(Data):
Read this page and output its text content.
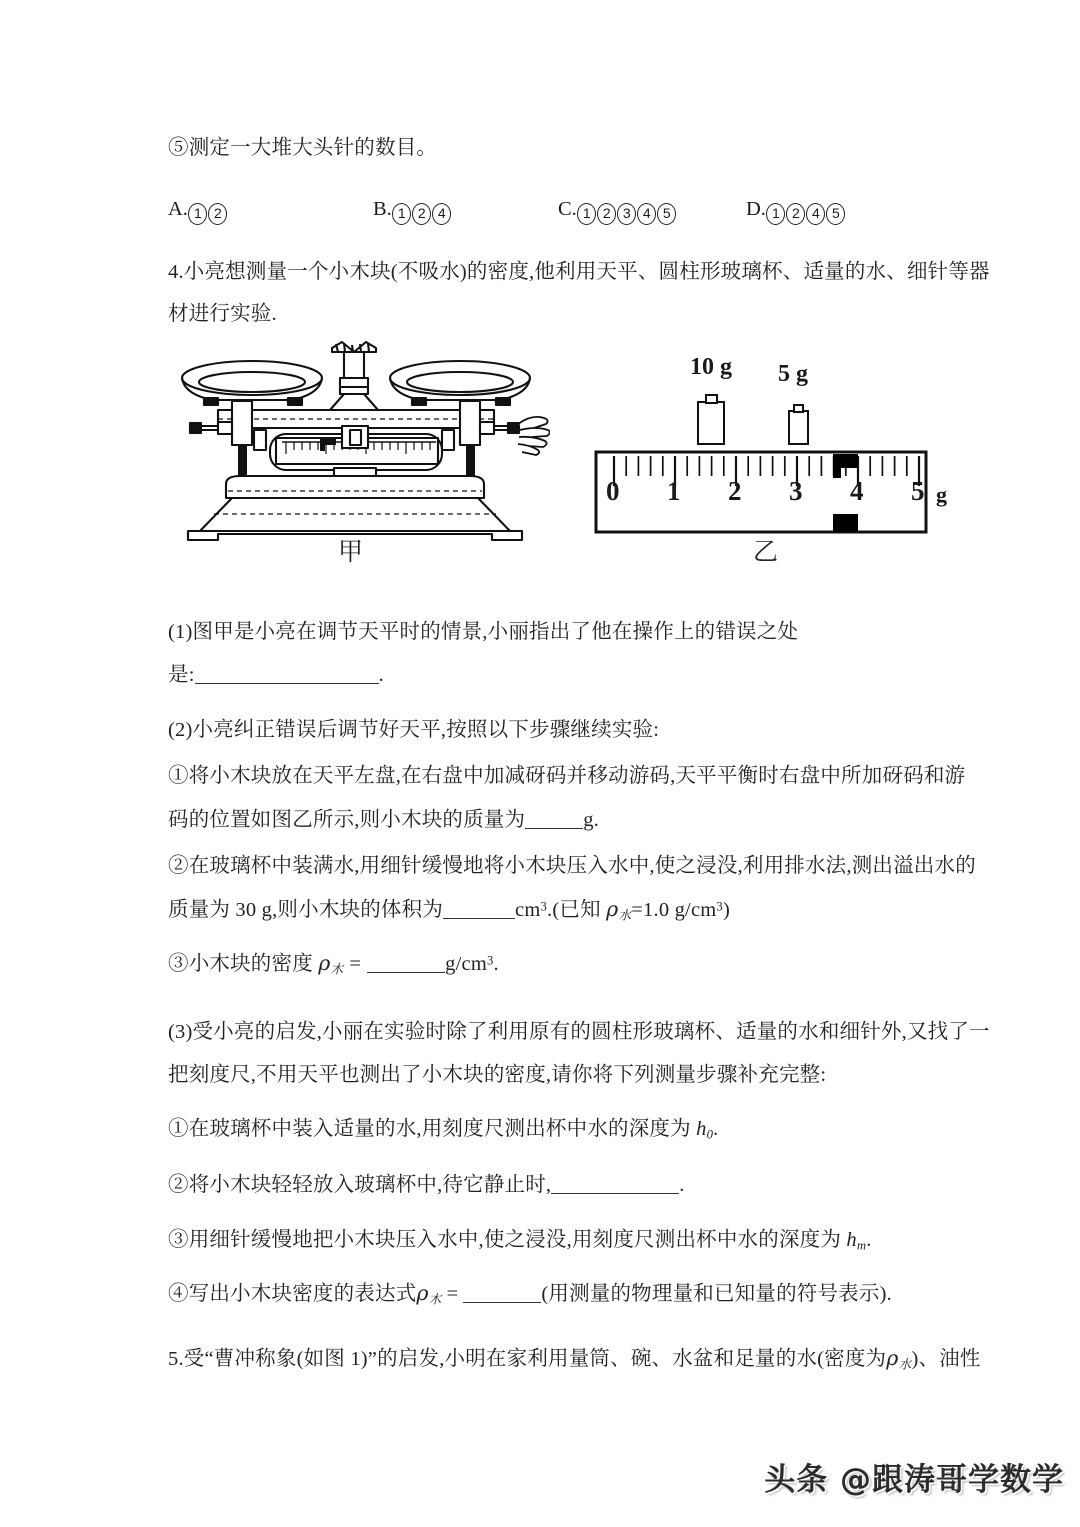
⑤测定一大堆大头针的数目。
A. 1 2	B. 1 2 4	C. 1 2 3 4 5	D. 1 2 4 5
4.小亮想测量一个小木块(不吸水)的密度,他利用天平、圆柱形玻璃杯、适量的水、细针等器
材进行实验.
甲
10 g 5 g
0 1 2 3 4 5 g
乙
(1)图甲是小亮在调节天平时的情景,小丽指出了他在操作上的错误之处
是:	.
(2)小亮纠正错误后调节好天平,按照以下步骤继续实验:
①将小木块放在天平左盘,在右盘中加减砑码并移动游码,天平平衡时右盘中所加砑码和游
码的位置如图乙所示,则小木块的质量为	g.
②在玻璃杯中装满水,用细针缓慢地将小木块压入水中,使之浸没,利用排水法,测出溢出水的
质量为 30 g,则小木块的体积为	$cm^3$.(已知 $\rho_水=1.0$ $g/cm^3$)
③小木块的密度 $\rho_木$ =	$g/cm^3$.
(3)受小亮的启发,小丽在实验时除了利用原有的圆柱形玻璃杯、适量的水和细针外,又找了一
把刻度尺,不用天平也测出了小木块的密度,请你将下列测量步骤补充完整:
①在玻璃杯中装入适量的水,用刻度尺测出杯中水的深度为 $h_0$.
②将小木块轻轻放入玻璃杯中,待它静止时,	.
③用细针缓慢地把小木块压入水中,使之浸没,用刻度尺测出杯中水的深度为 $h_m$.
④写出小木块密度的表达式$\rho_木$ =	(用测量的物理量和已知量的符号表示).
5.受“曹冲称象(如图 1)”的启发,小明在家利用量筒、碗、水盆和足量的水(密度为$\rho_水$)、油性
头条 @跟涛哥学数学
==
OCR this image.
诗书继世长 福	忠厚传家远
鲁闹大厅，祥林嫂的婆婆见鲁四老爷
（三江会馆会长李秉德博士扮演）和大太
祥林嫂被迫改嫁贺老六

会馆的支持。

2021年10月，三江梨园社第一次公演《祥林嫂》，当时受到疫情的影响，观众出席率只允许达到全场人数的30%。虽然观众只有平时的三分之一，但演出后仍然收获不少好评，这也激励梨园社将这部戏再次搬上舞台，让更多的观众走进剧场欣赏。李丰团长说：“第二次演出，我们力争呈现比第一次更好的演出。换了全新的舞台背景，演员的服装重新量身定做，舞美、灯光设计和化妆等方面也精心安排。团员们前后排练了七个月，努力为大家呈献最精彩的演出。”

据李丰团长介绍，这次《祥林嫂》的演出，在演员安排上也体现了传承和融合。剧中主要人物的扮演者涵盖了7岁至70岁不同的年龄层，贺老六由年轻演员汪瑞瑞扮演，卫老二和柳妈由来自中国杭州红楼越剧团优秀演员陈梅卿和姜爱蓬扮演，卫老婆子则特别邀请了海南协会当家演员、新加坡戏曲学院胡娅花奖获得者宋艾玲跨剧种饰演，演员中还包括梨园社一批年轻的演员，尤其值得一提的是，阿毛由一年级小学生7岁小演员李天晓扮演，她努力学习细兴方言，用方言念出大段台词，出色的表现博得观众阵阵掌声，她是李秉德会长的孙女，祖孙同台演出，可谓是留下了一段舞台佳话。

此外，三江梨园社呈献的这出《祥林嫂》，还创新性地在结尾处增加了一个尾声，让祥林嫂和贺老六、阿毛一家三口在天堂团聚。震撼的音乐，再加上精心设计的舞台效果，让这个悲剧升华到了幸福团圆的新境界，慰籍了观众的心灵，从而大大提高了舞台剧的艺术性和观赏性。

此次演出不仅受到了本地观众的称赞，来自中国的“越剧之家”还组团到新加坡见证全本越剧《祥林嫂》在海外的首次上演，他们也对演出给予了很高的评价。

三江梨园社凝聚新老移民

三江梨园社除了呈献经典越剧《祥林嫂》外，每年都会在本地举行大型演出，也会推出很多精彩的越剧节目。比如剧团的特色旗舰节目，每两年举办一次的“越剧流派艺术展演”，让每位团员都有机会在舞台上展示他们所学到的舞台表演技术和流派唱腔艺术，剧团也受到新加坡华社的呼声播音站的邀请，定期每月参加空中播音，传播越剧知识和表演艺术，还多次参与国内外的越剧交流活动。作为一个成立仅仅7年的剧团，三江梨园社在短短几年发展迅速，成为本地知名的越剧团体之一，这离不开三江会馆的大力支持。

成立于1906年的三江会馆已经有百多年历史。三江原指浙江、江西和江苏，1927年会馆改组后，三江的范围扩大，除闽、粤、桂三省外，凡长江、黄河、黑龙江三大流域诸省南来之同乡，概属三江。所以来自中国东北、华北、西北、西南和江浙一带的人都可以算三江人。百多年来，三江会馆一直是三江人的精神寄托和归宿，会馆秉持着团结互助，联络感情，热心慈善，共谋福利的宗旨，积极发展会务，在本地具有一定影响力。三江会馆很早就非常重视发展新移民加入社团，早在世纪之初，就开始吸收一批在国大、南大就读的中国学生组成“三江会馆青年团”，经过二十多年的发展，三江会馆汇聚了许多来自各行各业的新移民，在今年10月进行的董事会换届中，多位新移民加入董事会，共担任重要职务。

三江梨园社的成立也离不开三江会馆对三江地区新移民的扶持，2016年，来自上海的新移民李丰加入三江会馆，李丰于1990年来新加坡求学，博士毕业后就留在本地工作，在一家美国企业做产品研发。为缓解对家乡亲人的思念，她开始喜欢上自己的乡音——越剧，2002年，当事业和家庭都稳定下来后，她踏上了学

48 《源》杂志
...
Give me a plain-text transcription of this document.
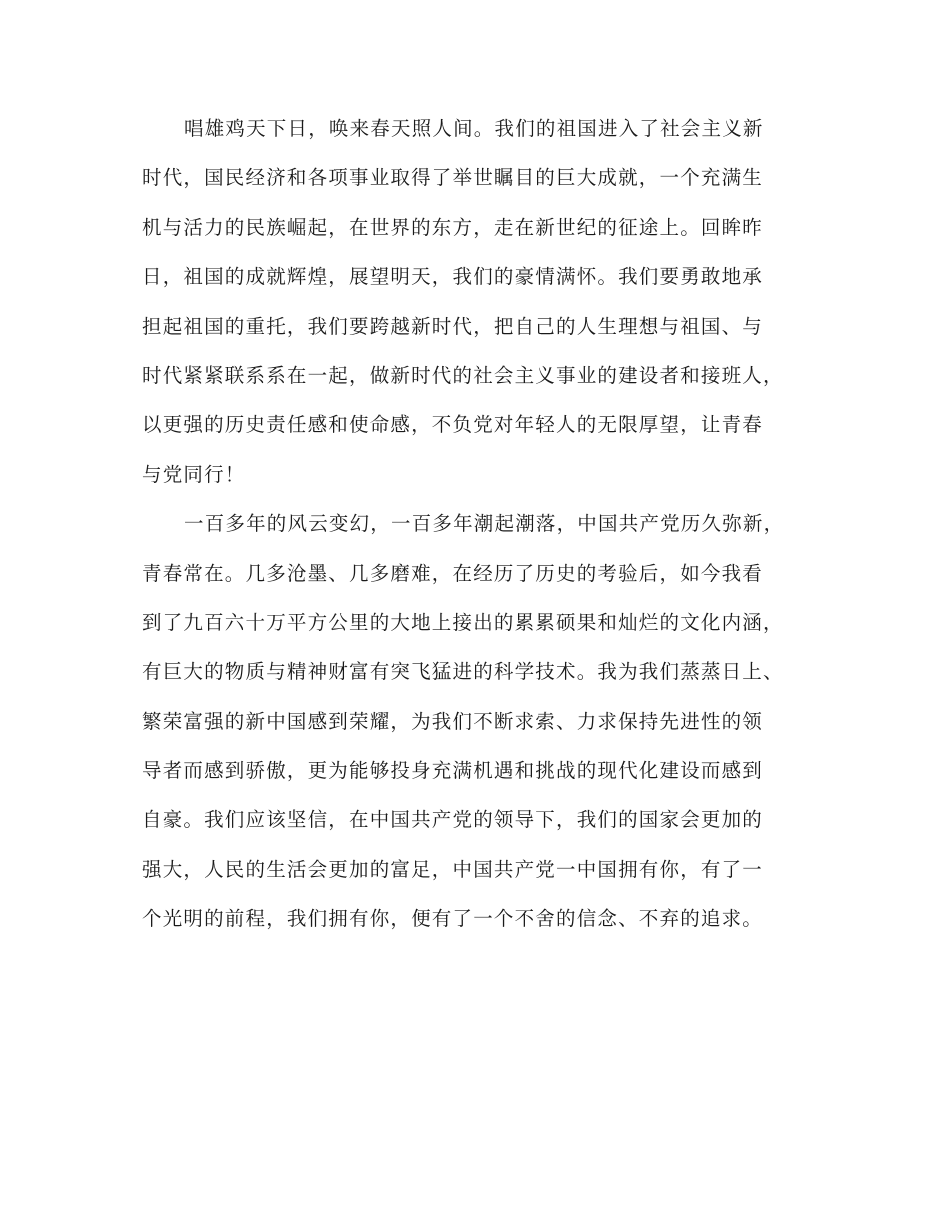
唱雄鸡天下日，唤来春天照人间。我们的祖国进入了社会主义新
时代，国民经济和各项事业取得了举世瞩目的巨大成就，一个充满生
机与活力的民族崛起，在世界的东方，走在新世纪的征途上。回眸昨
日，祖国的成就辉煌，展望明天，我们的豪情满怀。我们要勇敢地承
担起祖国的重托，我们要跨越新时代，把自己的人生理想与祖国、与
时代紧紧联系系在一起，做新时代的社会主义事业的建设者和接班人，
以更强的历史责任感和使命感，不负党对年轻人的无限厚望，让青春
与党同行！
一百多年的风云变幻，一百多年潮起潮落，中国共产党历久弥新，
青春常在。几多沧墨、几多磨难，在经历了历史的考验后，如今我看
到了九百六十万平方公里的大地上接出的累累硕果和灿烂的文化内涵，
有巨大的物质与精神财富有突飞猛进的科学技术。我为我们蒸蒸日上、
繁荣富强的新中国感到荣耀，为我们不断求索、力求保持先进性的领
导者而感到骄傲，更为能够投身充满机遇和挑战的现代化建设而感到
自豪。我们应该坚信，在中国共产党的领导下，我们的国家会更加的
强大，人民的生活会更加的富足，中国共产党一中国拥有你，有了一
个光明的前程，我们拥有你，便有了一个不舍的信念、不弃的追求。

(Task instructions):
Check each line above for the string "text" and show the ones that have it.

(Result below):
Read this page and output its text content.
Give me a plain-text transcription of this document.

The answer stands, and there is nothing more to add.